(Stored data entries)
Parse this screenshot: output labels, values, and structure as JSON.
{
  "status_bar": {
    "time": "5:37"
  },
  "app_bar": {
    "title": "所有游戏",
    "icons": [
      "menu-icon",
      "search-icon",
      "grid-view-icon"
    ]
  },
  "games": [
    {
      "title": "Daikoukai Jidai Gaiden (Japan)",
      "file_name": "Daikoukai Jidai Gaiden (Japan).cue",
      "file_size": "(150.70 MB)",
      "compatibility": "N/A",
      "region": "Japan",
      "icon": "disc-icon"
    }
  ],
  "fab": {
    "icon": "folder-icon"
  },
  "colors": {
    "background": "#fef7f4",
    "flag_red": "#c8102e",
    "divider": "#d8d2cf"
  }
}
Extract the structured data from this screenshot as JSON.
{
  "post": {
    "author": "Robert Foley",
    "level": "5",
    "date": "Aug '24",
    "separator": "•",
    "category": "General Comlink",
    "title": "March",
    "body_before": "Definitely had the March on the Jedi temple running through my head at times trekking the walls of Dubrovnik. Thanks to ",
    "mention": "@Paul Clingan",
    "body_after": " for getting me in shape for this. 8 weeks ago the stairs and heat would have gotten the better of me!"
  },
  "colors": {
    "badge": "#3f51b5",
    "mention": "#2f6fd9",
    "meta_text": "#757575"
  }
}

- Exercise instructions
Exactly as written, give again every line from the one containing "Extract the structured" through the last line of the material above, and no other lines.

- Expected output
Extract the structured data from this screenshot as JSON.
{
  "post": {
    "author": "Robert Foley",
    "level": "5",
    "date": "Aug '24",
    "separator": "•",
    "category": "General Comlink",
    "title": "March",
    "body_before": "Definitely had the March on the Jedi temple running through my head at times trekking the walls of Dubrovnik. Thanks to ",
    "mention": "@Paul Clingan",
    "body_after": " for getting me in shape for this. 8 weeks ago the stairs and heat would have gotten the better of me!"
  },
  "colors": {
    "badge": "#3f51b5",
    "mention": "#2f6fd9",
    "meta_text": "#757575"
  }
}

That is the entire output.